## WHAT TO WORK ON
#1 In the text on making the sintered magnet alloy, which gases are given as examples of an inert atmosphere for the sintering step?
#2 Resume the text on making the sintered magnet alloy from where it stops.

## SELECTED TEXT
----------

Subsequently, at step 16, the formed mass of powder is sintered at a temperature, for example, in the range of about 1000 to about 1200° C. for a period approximately in the range of 0.5 to 5 hours. The sintering step may be carried out in an inert atmosphere, such as Ar or N₂ gas, or under a vacuum so as to preclude the possible addition to the oxygen content of the alloy.

The sintered alloy is preferably subjected to a heat-treatment. The heat-treatment is preferably an aging treatment in the range of about 400 to about 800°C for a period approximately in the range of 0.1 to 10 hours. If the temperature of the aging treatment is lower than 400°C or higher than 800°C, there arises a disadvantage, for example, deterioration of the iHc or the rectangular property of the B-H hysteresis loop. When the sintered alloy comprises some amount of Al or Ga, the above aging treatment is more effective. When the sintered alloy comprises some amount of Ga, the temperature of the aging treatment is preferably in the range of about 500°C to about 800°C

A preliminary aging treatment, for example, in the range of about 450°C to about 1150°C is effective for acquiring a high iHc. When the sintered alloy comprises some amount of Al or Ga, the above preliminary aging treatment is more effective. When the sintered alloy comprises some amount of Ga, the temperature of the aging treatment is preferably in the range of about 550°C to about 1150°C

The above-mentioned heat-treatment may be omitted. The above-mentioned anisotropic sintered alloy may be substituted with an isotropic alloy, which is not a sintered alloy, in the following steps.

The sintered alloy is subsequently crushed at step 18 to an average particle diameter of about 10 um to 800 um. If the average particle diameter is less than 10 um, the iHc possibly falls short of being sufficient. If the average particle diameter exceeds 800 um, the resin-bonded permanent magnet is not easily produced with a prescribed density and the Br possibly falls short of being sufficient.

----------

## MATERIAL SHOWN

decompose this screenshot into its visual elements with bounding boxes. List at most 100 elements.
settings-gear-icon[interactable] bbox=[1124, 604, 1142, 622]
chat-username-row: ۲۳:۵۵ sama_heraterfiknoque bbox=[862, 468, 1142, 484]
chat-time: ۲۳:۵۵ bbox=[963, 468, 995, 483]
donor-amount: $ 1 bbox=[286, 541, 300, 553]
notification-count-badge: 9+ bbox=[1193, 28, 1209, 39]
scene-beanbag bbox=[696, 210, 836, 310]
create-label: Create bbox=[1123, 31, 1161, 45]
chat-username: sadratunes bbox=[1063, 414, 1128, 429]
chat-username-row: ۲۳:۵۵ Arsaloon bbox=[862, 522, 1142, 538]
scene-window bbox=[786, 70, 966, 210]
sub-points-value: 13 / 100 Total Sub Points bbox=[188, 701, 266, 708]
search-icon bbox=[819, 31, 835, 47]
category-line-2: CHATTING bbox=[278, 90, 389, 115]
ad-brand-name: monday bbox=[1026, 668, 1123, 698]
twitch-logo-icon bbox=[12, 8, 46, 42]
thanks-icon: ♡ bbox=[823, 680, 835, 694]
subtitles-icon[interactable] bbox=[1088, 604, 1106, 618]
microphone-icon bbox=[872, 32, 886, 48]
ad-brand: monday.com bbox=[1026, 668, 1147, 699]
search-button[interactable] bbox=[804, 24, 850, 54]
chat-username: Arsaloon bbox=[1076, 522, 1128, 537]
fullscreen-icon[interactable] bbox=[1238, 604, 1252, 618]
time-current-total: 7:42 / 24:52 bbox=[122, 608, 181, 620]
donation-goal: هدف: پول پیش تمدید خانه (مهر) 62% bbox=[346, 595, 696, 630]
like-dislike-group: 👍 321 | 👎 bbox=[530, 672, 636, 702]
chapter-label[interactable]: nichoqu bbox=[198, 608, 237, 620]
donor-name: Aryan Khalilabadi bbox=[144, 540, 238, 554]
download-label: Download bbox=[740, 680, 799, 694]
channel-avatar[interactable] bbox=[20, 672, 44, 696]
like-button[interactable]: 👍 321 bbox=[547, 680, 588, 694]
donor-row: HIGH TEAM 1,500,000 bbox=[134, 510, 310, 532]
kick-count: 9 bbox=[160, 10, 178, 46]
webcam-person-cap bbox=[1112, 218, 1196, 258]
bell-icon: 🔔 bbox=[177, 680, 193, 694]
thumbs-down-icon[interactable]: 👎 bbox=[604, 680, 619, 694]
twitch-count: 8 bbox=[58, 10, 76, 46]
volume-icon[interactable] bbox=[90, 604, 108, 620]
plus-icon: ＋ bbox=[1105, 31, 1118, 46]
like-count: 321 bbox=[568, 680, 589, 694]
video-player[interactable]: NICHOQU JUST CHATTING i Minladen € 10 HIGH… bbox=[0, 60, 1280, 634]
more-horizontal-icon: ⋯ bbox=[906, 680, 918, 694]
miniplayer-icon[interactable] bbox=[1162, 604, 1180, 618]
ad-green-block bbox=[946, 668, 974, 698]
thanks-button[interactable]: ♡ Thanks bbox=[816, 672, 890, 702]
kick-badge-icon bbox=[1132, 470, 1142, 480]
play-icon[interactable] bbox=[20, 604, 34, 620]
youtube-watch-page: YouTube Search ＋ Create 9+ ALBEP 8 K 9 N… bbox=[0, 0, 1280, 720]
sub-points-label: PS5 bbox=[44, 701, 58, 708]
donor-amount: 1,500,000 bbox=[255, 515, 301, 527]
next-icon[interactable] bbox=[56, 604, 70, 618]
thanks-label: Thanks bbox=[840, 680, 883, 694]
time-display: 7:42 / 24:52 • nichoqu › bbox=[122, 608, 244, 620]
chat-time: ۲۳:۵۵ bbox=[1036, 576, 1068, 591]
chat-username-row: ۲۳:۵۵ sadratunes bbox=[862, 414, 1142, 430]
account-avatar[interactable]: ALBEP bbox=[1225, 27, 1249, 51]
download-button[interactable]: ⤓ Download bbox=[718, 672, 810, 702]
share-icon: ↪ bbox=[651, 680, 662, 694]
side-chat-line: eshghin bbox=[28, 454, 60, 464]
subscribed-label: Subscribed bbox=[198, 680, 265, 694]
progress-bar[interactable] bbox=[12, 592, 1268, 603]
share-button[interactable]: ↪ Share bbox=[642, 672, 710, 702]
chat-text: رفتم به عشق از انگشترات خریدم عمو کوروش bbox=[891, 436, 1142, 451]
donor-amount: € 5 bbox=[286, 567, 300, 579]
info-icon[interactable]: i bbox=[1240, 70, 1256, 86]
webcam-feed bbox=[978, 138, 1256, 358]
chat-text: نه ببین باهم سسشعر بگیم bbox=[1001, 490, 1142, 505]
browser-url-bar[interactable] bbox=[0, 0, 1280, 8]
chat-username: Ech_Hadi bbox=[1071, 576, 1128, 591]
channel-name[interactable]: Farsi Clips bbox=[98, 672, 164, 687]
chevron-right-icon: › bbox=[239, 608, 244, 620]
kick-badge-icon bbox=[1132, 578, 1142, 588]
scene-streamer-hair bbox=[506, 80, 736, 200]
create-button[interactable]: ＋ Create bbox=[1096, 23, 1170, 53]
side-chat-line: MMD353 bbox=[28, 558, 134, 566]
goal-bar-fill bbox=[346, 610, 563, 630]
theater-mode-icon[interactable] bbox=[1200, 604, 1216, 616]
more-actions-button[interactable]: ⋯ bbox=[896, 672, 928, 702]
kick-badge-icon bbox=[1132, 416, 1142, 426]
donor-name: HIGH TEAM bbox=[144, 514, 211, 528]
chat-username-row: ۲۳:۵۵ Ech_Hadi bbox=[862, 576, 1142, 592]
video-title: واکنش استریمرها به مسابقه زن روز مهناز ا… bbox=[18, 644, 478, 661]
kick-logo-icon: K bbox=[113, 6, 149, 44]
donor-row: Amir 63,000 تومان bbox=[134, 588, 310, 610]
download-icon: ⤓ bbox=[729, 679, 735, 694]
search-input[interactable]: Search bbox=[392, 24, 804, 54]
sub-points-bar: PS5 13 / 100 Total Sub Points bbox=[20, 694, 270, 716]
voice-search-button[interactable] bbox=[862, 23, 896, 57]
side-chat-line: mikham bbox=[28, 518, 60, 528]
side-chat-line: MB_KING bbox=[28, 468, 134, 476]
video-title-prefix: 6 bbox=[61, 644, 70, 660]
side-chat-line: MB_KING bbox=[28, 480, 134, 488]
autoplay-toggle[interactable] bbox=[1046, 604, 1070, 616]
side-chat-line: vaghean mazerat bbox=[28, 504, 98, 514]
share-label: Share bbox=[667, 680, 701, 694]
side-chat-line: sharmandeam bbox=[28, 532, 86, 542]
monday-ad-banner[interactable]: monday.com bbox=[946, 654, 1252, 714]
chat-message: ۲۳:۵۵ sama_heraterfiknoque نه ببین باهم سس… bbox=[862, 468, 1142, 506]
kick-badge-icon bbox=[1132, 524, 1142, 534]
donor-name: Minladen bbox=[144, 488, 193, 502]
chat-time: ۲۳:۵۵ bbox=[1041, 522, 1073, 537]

----------

## RESPONSES PER TASK
#1 Ar or N₂ gas.

#2
The resultant magnetic powder is mixed with the powder of the aforementioned R, R-oxides or R-compounds at step 20. The resultant mixture is subjected at step 22 to a heat-treatment below the melting point of the magnetic powder, such as at a temperature in the range of about 300°C to about 1000°C for at least 0.1 hours. Typically, the beneficial effects of heat-treatment are not significantly enhanced after 10 hours. The powder of the R, R-oxides or R-compounds is preferably desired to have an average particle diameter no more than about 100 um for the purpose of ensuring thorough dispersion of the powder in the magnetic powder. A deviation of the temperature from the specified temperature range results in a deterioration of the magnetic properties such as iHc and the rectangular property of the B-H hysteresis loop. The aforementioned mixture is preferably subjected to a preliminary heat-treatment at a temperature in the range of about 500 to 1100° C. for up to about 3 hours and typically about 1 hour to produce a high iHc magnet.

The above-mentioned effects with the R, R-oxides or R-compounds are excellent when the rare earth-iron-boron magnetic alloy comprises some amount of Co.

The produced magnetic powder is then mixed with a resin such as epoxy resin or polyamide resin at step 24 and the resultant mixture is formed in a desired shape to produce a resin-bonded permanent magnet. This formation step may be carried out under application of a magnetic field for the purpose of orientation. Such magnetic alignment is necessary for an anisotropic magnet, but for an isotropic magnet, the step may be carried out in the absence of a magnetic field.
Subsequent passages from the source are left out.